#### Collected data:
= = =

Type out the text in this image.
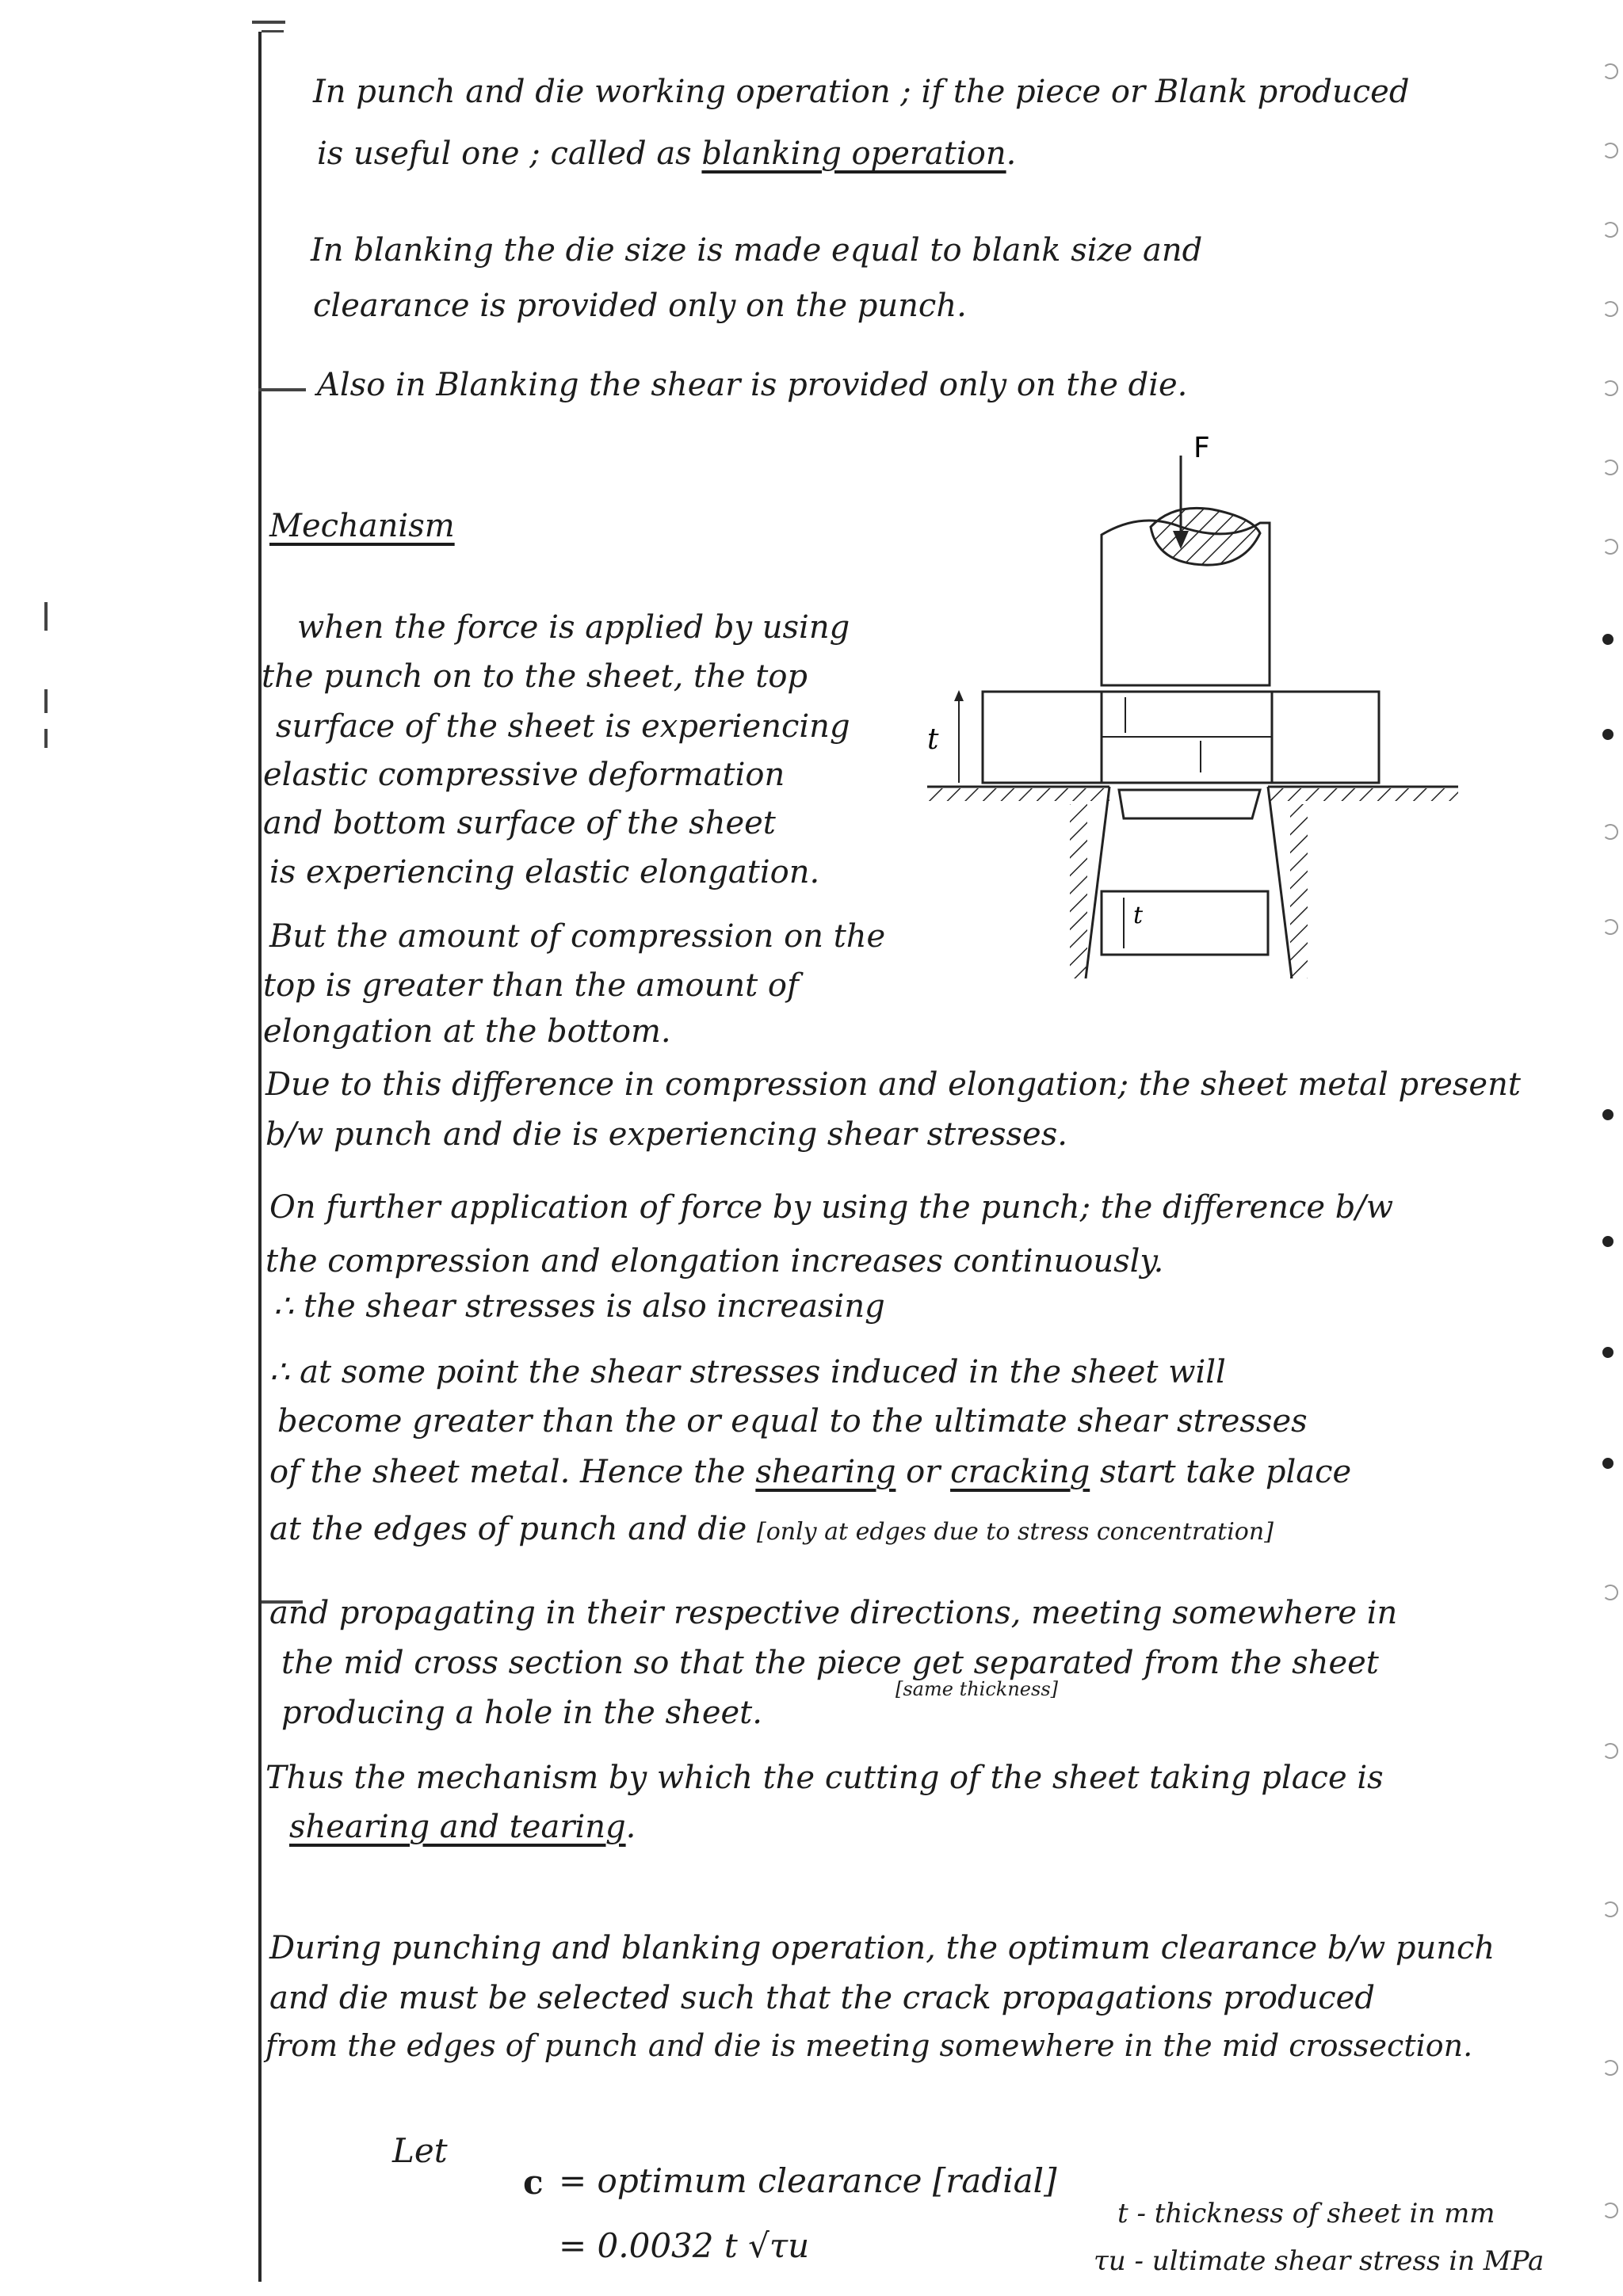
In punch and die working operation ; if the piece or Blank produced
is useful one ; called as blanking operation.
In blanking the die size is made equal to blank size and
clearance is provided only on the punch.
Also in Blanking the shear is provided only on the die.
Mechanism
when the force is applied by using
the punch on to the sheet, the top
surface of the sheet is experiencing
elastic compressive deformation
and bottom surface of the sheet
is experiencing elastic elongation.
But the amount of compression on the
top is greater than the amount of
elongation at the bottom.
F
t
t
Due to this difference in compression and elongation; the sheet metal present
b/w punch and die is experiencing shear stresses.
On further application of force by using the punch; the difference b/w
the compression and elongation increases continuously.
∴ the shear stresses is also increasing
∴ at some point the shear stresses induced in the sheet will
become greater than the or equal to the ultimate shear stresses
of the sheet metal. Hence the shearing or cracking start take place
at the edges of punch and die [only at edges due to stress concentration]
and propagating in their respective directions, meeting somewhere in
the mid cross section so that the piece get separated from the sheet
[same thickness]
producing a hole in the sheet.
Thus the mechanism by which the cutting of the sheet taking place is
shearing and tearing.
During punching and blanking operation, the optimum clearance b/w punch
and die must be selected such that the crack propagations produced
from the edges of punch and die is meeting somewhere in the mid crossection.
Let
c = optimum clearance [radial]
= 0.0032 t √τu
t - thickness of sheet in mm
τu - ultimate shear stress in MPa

= = =

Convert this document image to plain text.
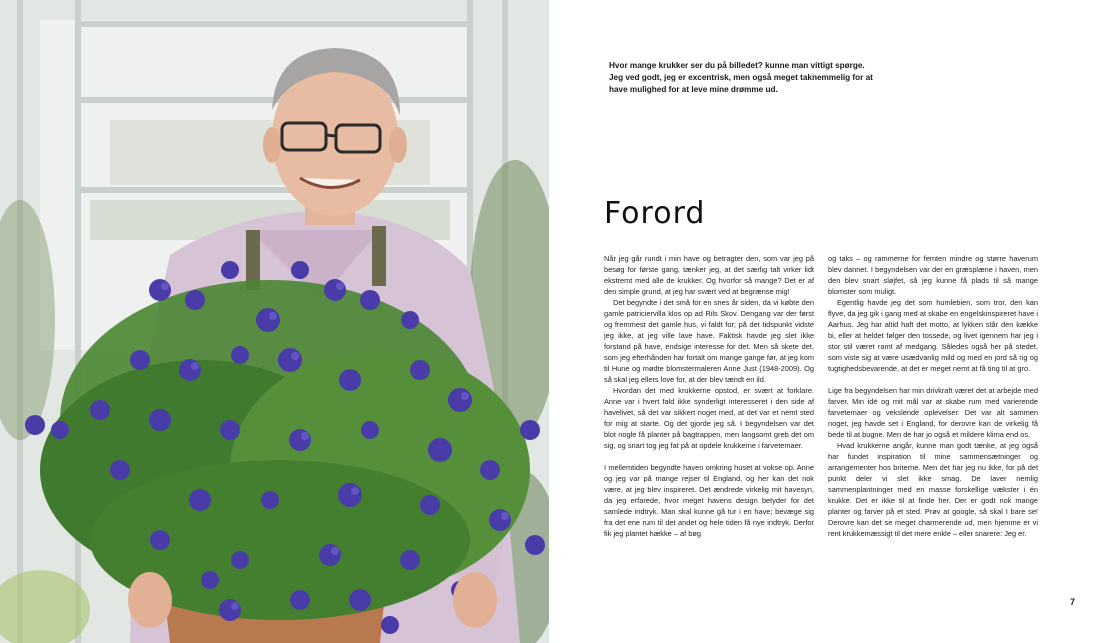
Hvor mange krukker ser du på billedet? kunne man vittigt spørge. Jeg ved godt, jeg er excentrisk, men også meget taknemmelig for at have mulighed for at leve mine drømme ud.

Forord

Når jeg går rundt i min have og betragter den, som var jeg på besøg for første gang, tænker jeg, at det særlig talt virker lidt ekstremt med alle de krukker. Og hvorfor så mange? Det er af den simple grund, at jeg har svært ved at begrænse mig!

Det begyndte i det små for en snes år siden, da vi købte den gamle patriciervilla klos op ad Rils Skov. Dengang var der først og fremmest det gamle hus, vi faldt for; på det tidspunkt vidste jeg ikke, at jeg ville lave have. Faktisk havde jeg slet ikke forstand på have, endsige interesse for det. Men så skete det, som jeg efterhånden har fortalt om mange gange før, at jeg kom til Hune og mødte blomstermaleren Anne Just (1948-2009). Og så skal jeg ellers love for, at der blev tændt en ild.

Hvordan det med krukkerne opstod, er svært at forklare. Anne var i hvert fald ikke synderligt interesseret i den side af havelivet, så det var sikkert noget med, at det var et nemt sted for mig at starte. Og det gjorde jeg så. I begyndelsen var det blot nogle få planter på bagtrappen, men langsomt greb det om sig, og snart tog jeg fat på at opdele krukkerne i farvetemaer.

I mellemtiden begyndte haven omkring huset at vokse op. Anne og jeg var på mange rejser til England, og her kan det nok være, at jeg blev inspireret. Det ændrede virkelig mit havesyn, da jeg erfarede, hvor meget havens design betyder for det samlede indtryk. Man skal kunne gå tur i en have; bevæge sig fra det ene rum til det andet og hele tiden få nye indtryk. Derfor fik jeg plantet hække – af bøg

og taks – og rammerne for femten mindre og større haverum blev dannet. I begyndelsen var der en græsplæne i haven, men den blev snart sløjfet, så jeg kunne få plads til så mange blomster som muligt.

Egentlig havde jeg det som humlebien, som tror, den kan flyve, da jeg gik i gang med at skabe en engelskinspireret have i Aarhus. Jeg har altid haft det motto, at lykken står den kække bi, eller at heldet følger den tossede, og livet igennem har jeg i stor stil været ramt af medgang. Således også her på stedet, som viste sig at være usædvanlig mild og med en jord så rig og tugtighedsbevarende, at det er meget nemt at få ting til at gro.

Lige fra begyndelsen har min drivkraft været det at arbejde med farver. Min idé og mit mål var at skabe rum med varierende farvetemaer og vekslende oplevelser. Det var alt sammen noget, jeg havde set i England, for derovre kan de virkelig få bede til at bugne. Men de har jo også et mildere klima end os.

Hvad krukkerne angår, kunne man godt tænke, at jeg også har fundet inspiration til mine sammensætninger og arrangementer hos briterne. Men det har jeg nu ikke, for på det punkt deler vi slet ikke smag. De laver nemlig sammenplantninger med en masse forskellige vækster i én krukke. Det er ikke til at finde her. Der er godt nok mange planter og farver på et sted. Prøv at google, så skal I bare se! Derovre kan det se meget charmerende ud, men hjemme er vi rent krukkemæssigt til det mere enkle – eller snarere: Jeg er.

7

= = =

#### Problem to solve:
Show all lines in the entries above where the word "edges" appears.

#### Solved exercise:
at the edges of punch and die [only at edges due to stress concentration]
from the edges of punch and die is meeting somewhere in the mid crossection.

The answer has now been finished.